PROBLEM REQUIREMENTS
Below are the records. List every line holding the word "leverage".

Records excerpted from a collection
begin

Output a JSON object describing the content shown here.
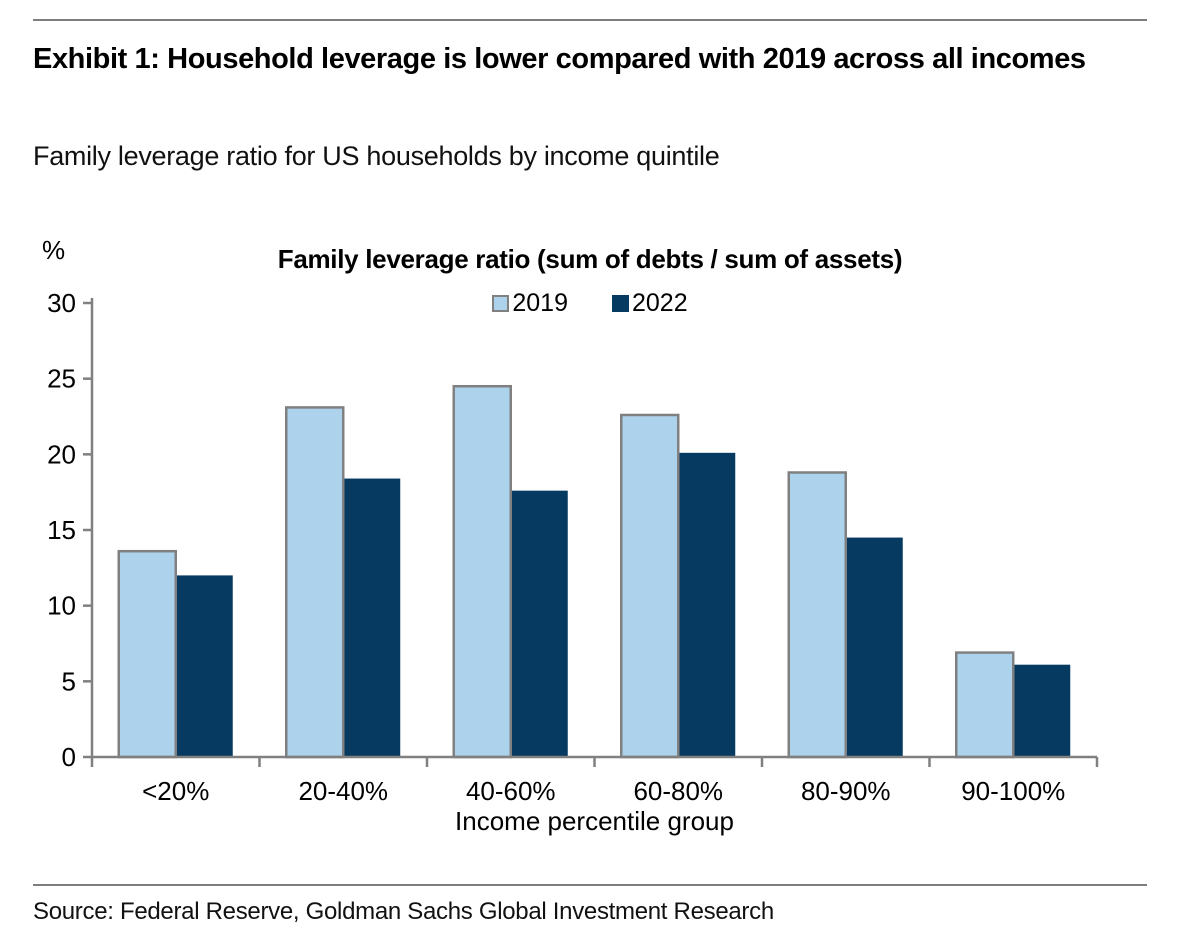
{
  "header": {
    "title": "Exhibit 1: Household leverage is lower compared with 2019 across all incomes",
    "subtitle": "Family leverage ratio for US households by income quintile"
  },
  "chart_data": {
    "type": "bar",
    "title": "Family leverage ratio (sum of debts / sum of assets)",
    "unit_label": "%",
    "categories": [
      "<20%",
      "20-40%",
      "40-60%",
      "60-80%",
      "80-90%",
      "90-100%"
    ],
    "series": [
      {
        "name": "2019",
        "color": "#ACD2EC",
        "border_color": "#808080",
        "values": [
          13.6,
          23.1,
          24.5,
          22.6,
          18.8,
          6.9
        ]
      },
      {
        "name": "2022",
        "color": "#063A60",
        "border_color": "#063A60",
        "values": [
          12.0,
          18.4,
          17.6,
          20.1,
          14.5,
          6.1
        ]
      }
    ],
    "xlabel": "Income percentile group",
    "ylabel": "%",
    "ylim": [
      0,
      30
    ],
    "yticks": [
      0,
      5,
      10,
      15,
      20,
      25,
      30
    ],
    "legend_position": "top-center",
    "grid": false,
    "axis_color": "#808080"
  },
  "footer": {
    "source": "Source: Federal Reserve, Goldman Sachs Global Investment Research"
  }
}
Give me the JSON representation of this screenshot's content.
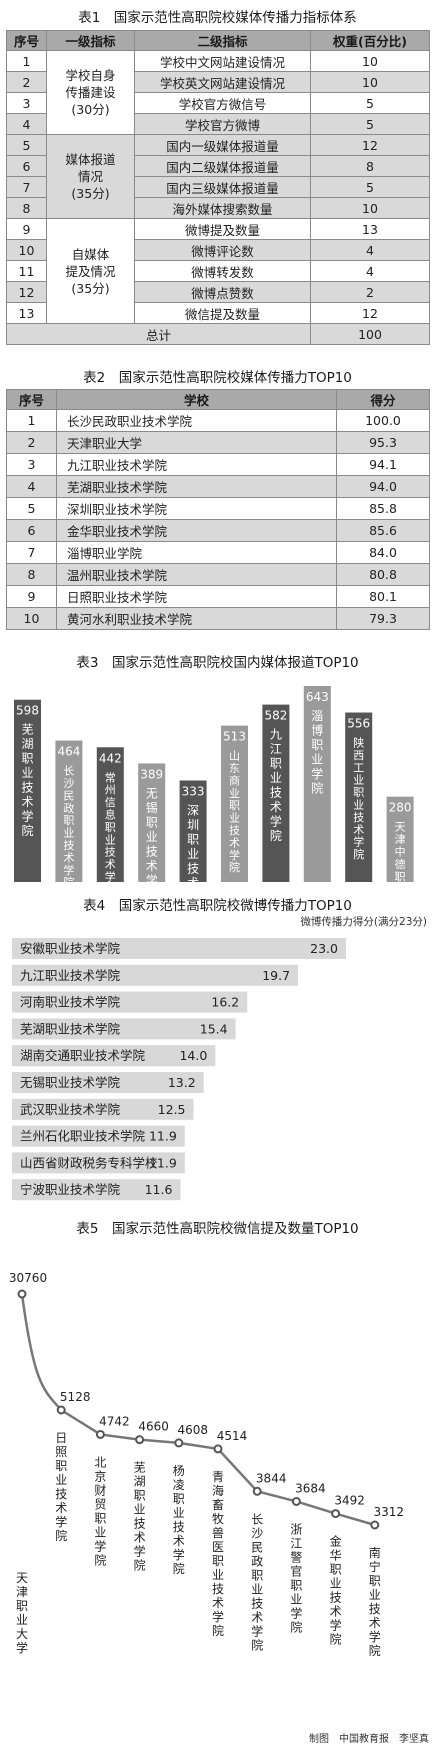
{
  "table1": {
    "title": "表1　国家示范性高职院校媒体传播力指标体系",
    "headers": [
      "序号",
      "一级指标",
      "二级指标",
      "权重(百分比)"
    ],
    "groups": [
      {
        "label": [
          "学校自身",
          "传播建设",
          "(30分)"
        ],
        "start": 0,
        "span": 4,
        "shaded": false
      },
      {
        "label": [
          "媒体报道",
          "情况",
          "(35分)"
        ],
        "start": 4,
        "span": 4,
        "shaded": true
      },
      {
        "label": [
          "自媒体",
          "提及情况",
          "(35分)"
        ],
        "start": 8,
        "span": 5,
        "shaded": false
      }
    ],
    "rows": [
      {
        "no": "1",
        "item": "学校中文网站建设情况",
        "weight": "10"
      },
      {
        "no": "2",
        "item": "学校英文网站建设情况",
        "weight": "10"
      },
      {
        "no": "3",
        "item": "学校官方微信号",
        "weight": "5"
      },
      {
        "no": "4",
        "item": "学校官方微博",
        "weight": "5"
      },
      {
        "no": "5",
        "item": "国内一级媒体报道量",
        "weight": "12"
      },
      {
        "no": "6",
        "item": "国内二级媒体报道量",
        "weight": "8"
      },
      {
        "no": "7",
        "item": "国内三级媒体报道量",
        "weight": "5"
      },
      {
        "no": "8",
        "item": "海外媒体搜索数量",
        "weight": "10"
      },
      {
        "no": "9",
        "item": "微博提及数量",
        "weight": "13"
      },
      {
        "no": "10",
        "item": "微博评论数",
        "weight": "4"
      },
      {
        "no": "11",
        "item": "微博转发数",
        "weight": "4"
      },
      {
        "no": "12",
        "item": "微博点赞数",
        "weight": "2"
      },
      {
        "no": "13",
        "item": "微信提及数量",
        "weight": "12"
      }
    ],
    "total_label": "总计",
    "total_value": "100"
  },
  "table2": {
    "title": "表2　国家示范性高职院校媒体传播力TOP10",
    "headers": [
      "序号",
      "学校",
      "得分"
    ],
    "rows": [
      {
        "no": "1",
        "school": "长沙民政职业技术学院",
        "score": "100.0"
      },
      {
        "no": "2",
        "school": "天津职业大学",
        "score": "95.3"
      },
      {
        "no": "3",
        "school": "九江职业技术学院",
        "score": "94.1"
      },
      {
        "no": "4",
        "school": "芜湖职业技术学院",
        "score": "94.0"
      },
      {
        "no": "5",
        "school": "深圳职业技术学院",
        "score": "85.8"
      },
      {
        "no": "6",
        "school": "金华职业技术学院",
        "score": "85.6"
      },
      {
        "no": "7",
        "school": "淄博职业学院",
        "score": "84.0"
      },
      {
        "no": "8",
        "school": "温州职业技术学院",
        "score": "80.8"
      },
      {
        "no": "9",
        "school": "日照职业技术学院",
        "score": "80.1"
      },
      {
        "no": "10",
        "school": "黄河水利职业技术学院",
        "score": "79.3"
      }
    ]
  },
  "chart_data": [
    {
      "type": "bar",
      "title": "表3　国家示范性高职院校国内媒体报道TOP10",
      "categories": [
        "芜湖职业技术学院",
        "长沙民政职业技术学院",
        "常州信息职业技术学院",
        "无锡职业技术学院",
        "深圳职业技术学院",
        "山东商业职业技术学院",
        "九江职业技术学院",
        "淄博职业学院",
        "陕西工业职业技术学院",
        "天津中德职业技术学院"
      ],
      "values": [
        598,
        464,
        442,
        389,
        333,
        513,
        582,
        643,
        556,
        280
      ],
      "colors": {
        "dark": "#555555",
        "light": "#9a9a9a",
        "text": "#ffffff"
      }
    },
    {
      "type": "bar",
      "orientation": "horizontal",
      "title": "表4　国家示范性高职院校微博传播力TOP10",
      "note": "微博传播力得分(满分23分)",
      "categories": [
        "安徽职业技术学院",
        "九江职业技术学院",
        "河南职业技术学院",
        "芜湖职业技术学院",
        "湖南交通职业技术学院",
        "无锡职业技术学院",
        "武汉职业技术学院",
        "兰州石化职业技术学院",
        "山西省财政税务专科学校",
        "宁波职业技术学院"
      ],
      "values": [
        23.0,
        19.7,
        16.2,
        15.4,
        14.0,
        13.2,
        12.5,
        11.9,
        11.9,
        11.6
      ],
      "value_labels": [
        "23.0",
        "19.7",
        "16.2",
        "15.4",
        "14.0",
        "13.2",
        "12.5",
        "11.9",
        "11.9",
        "11.6"
      ],
      "xlim": [
        0,
        23
      ],
      "colors": {
        "bar": "#d8d8d8"
      }
    },
    {
      "type": "line",
      "title": "表5　国家示范性高职院校微信提及数量TOP10",
      "categories": [
        "天津职业大学",
        "日照职业技术学院",
        "北京财贸职业学院",
        "芜湖职业技术学院",
        "杨凌职业技术学院",
        "青海畜牧兽医职业技术学院",
        "长沙民政职业技术学院",
        "浙江警官职业学院",
        "金华职业技术学院",
        "南宁职业技术学院"
      ],
      "values": [
        30760,
        5128,
        4742,
        4660,
        4608,
        4514,
        3844,
        3684,
        3492,
        3312
      ],
      "colors": {
        "line": "#777777",
        "marker": "#555555"
      }
    }
  ],
  "credits": "制图　中国教育报　李坚真"
}
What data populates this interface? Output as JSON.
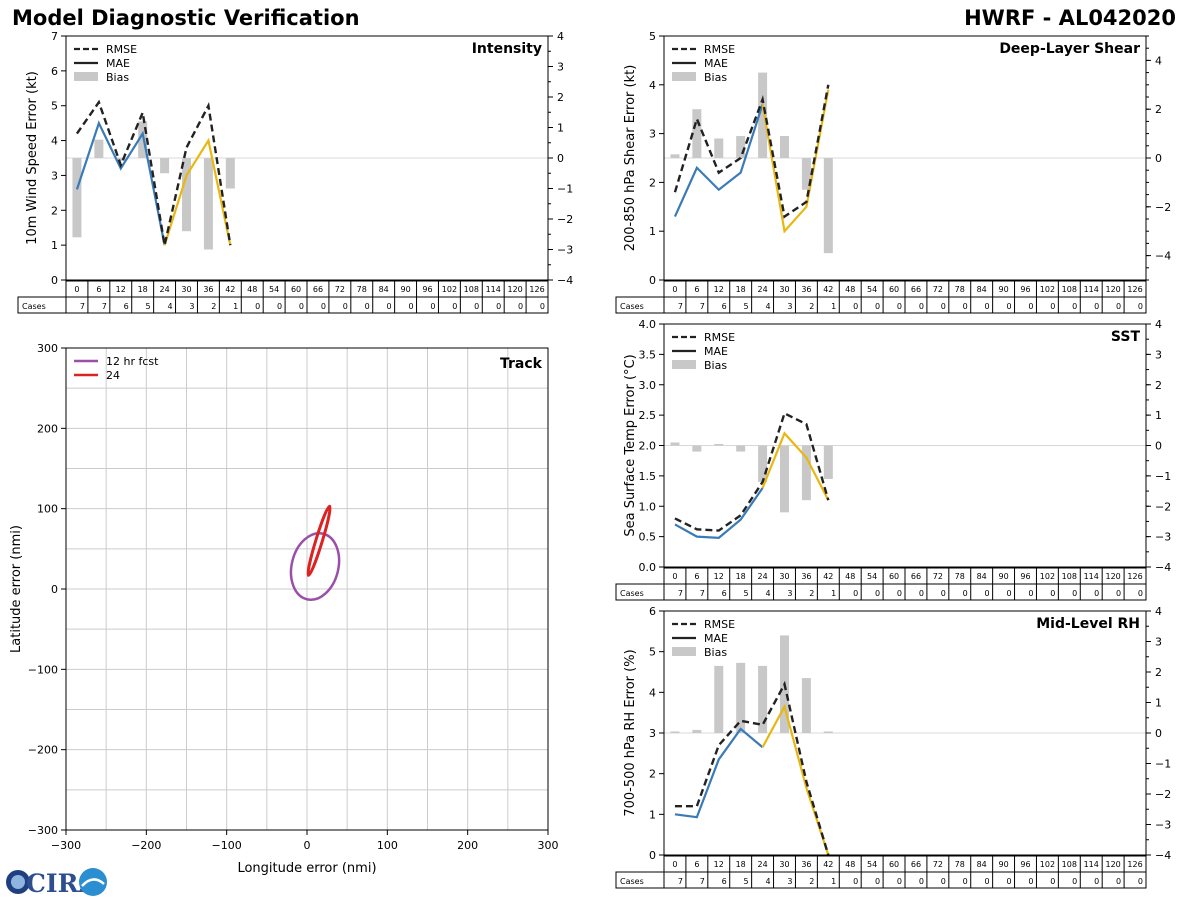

end

EXERCISE SOLUTION
    "title": "Exhibit 1: Household leverage is lower compared with 2019 across all incomes",
    "subtitle": "Family leverage ratio for US households by income quintile"
    "title": "Family leverage ratio (sum of debts / sum of assets)",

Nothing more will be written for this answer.